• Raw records
***

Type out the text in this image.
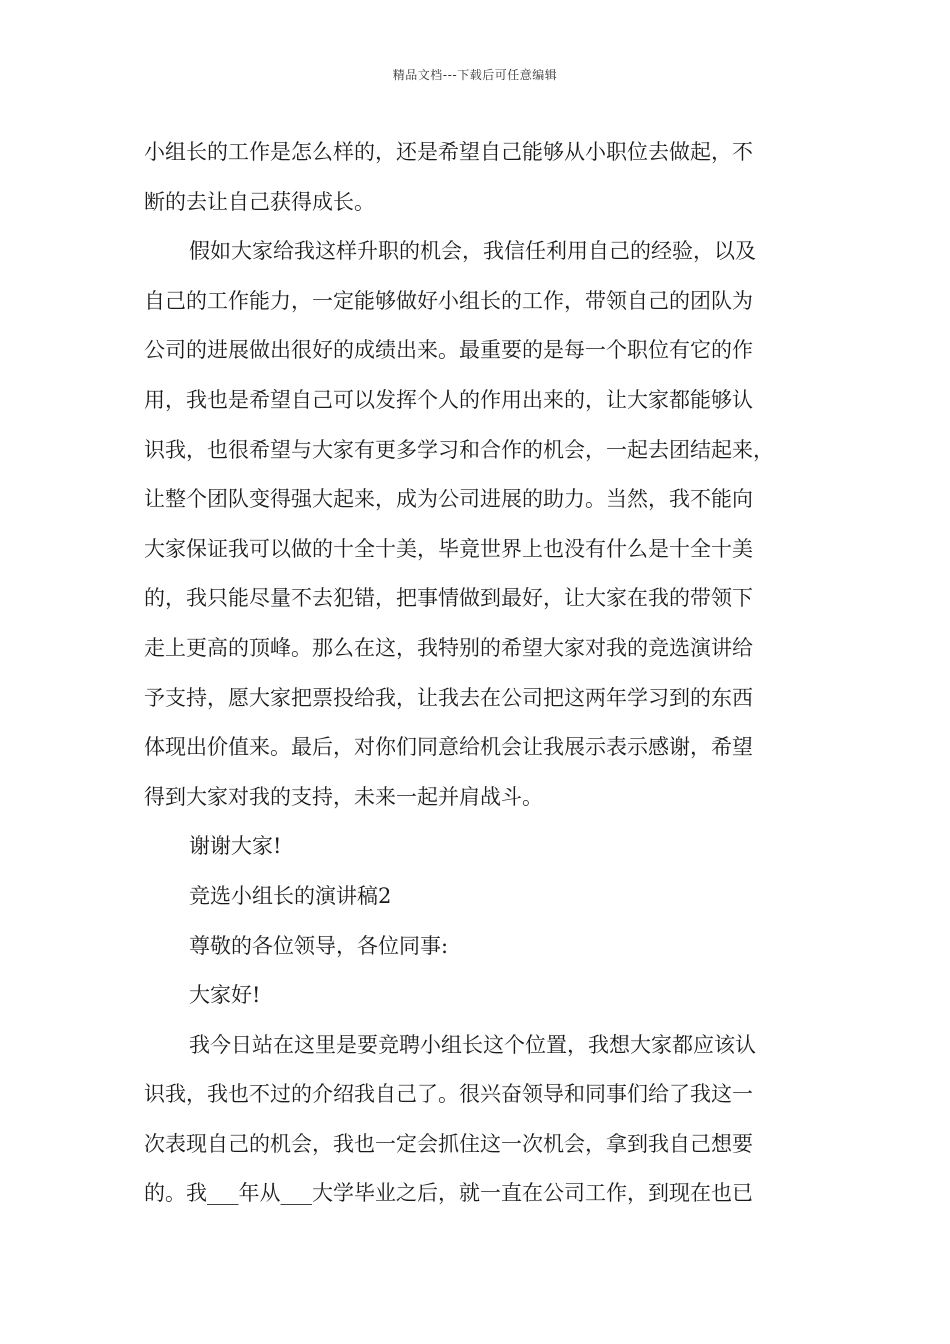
精品文档---下载后可任意编辑
小组长的工作是怎么样的，还是希望自己能够从小职位去做起，不
断的去让自己获得成长。
假如大家给我这样升职的机会，我信任利用自己的经验，以及
自己的工作能力，一定能够做好小组长的工作，带领自己的团队为
公司的进展做出很好的成绩出来。最重要的是每一个职位有它的作
用，我也是希望自己可以发挥个人的作用出来的，让大家都能够认
识我，也很希望与大家有更多学习和合作的机会，一起去团结起来，
让整个团队变得强大起来，成为公司进展的助力。当然，我不能向
大家保证我可以做的十全十美，毕竟世界上也没有什么是十全十美
的，我只能尽量不去犯错，把事情做到最好，让大家在我的带领下
走上更高的顶峰。那么在这，我特别的希望大家对我的竞选演讲给
予支持，愿大家把票投给我，让我去在公司把这两年学习到的东西
体现出价值来。最后，对你们同意给机会让我展示表示感谢，希望
得到大家对我的支持，未来一起并肩战斗。
谢谢大家!
竞选小组长的演讲稿2
尊敬的各位领导，各位同事:
大家好!
我今日站在这里是要竞聘小组长这个位置，我想大家都应该认
识我，我也不过的介绍我自己了。很兴奋领导和同事们给了我这一
次表现自己的机会，我也一定会抓住这一次机会，拿到我自己想要
的。我___年从___大学毕业之后，就一直在公司工作，到现在也已
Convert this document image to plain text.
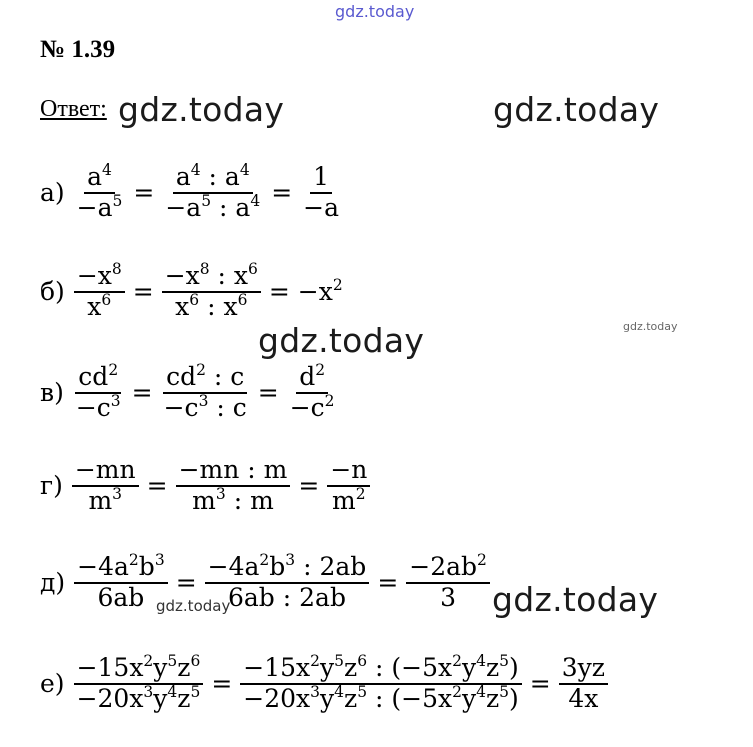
gdz.today
№ 1.39
Ответ: gdz.today	gdz.today
$а) \frac{a^4}{-a^5} = \frac{a^4 : a^4}{-a^5 : a^4} = \frac{1}{-a}$
$б) \frac{-x^8}{x^6} = \frac{-x^8 : x^6}{x^6 : x^6} = -x^2$
$в) \frac{cd^2}{-c^3} = \frac{cd^2 : c}{-c^3 : c} = \frac{d^2}{-c^2}$
$г) \frac{-mn}{m^3} = \frac{-mn : m}{m^3 : m} = \frac{-n}{m^2}$
$д) \frac{-4a^2b^3}{6ab} = \frac{-4a^2b^3 : 2ab}{6ab : 2ab} = \frac{-2ab^2}{3}$
$е) \frac{-15x^2y^5z^6}{-20x^3y^4z^5} = \frac{-15x^2y^5z^6 : (-5x^2y^4z^5)}{-20x^3y^4z^5 : (-5x^2y^4z^5)} = \frac{3yz}{4x}$
gdz.today
gdz.today
gdz.today	gdz.today
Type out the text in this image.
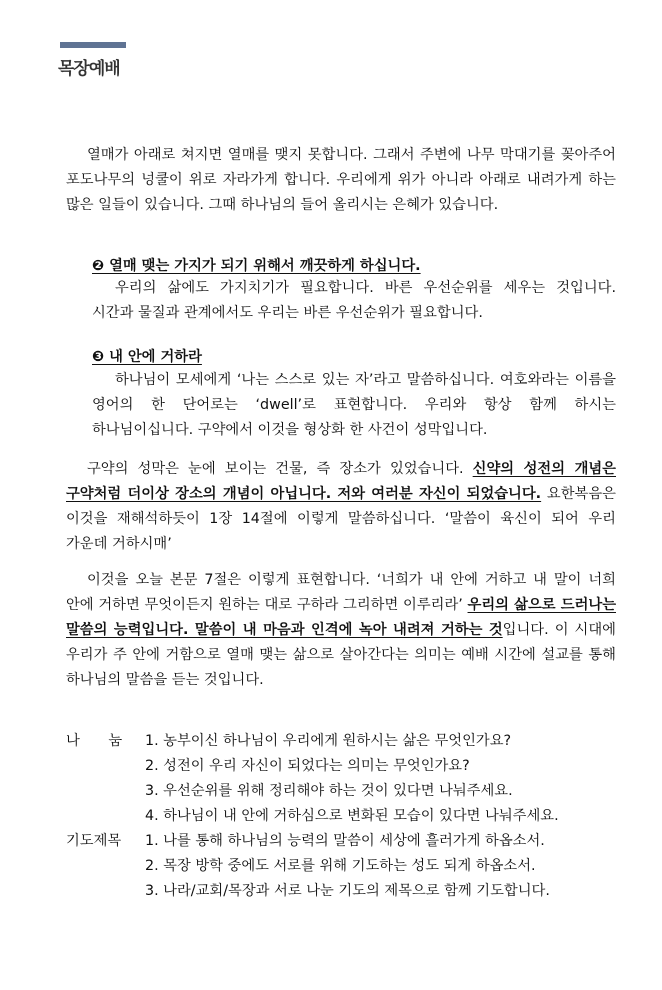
목장예배

열매가 아래로 쳐지면 열매를 맺지 못합니다. 그래서 주변에 나무 막대기를 꽂아주어 포도나무의 넝쿨이 위로 자라가게 합니다. 우리에게 위가 아니라 아래로 내려가게 하는 많은 일들이 있습니다. 그때 하나님의 들어 올리시는 은혜가 있습니다.

❷ 열매 맺는 가지가 되기 위해서 깨끗하게 하십니다.

우리의 삶에도 가지치기가 필요합니다. 바른 우선순위를 세우는 것입니다. 시간과 물질과 관계에서도 우리는 바른 우선순위가 필요합니다.

❸ 내 안에 거하라

하나님이 모세에게 ‘나는 스스로 있는 자’라고 말씀하십니다. 여호와라는 이름을 영어의 한 단어로는 ‘dwell’로 표현합니다. 우리와 항상 함께 하시는 하나님이십니다. 구약에서 이것을 형상화 한 사건이 성막입니다.

구약의 성막은 눈에 보이는 건물, 즉 장소가 있었습니다. 신약의 성전의 개념은 구약처럼 더이상 장소의 개념이 아닙니다. 저와 여러분 자신이 되었습니다. 요한복음은 이것을 재해석하듯이 1장 14절에 이렇게 말씀하십니다. ‘말씀이 육신이 되어 우리 가운데 거하시매’

이것을 오늘 본문 7절은 이렇게 표현합니다. ‘너희가 내 안에 거하고 내 말이 너희 안에 거하면 무엇이든지 원하는 대로 구하라 그리하면 이루리라’ 우리의 삶으로 드러나는 말씀의 능력입니다. 말씀이 내 마음과 인격에 녹아 내려져 거하는 것입니다. 이 시대에 우리가 주 안에 거함으로 열매 맺는 삶으로 살아간다는 의미는 예배 시간에 설교를 통해 하나님의 말씀을 듣는 것입니다.

나　　눔 1. 농부이신 하나님이 우리에게 원하시는 삶은 무엇인가요?
2. 성전이 우리 자신이 되었다는 의미는 무엇인가요?
3. 우선순위를 위해 정리해야 하는 것이 있다면 나눠주세요.
4. 하나님이 내 안에 거하심으로 변화된 모습이 있다면 나눠주세요.
기도제목 1. 나를 통해 하나님의 능력의 말씀이 세상에 흘러가게 하옵소서.
2. 목장 방학 중에도 서로를 위해 기도하는 성도 되게 하옵소서.
3. 나라/교회/목장과 서로 나눈 기도의 제목으로 함께 기도합니다.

***

• Exercise objective
In the listing above, find the lines holding the word "것입니다" and copy them.

• Exercise response
우리의 삶에도 가지치기가 필요합니다. 바른 우선순위를 세우는 것입니다. 시간과 물질과 관계에서도 우리는 바른 우선순위가 필요합니다.
이것을 오늘 본문 7절은 이렇게 표현합니다. ‘너희가 내 안에 거하고 내 말이 너희 안에 거하면 무엇이든지 원하는 대로 구하라 그리하면 이루리라’ 우리의 삶으로 드러나는 말씀의 능력입니다. 말씀이 내 마음과 인격에 녹아 내려져 거하는 것입니다. 이 시대에 우리가 주 안에 거함으로 열매 맺는 삶으로 살아간다는 의미는 예배 시간에 설교를 통해 하나님의 말씀을 듣는 것입니다.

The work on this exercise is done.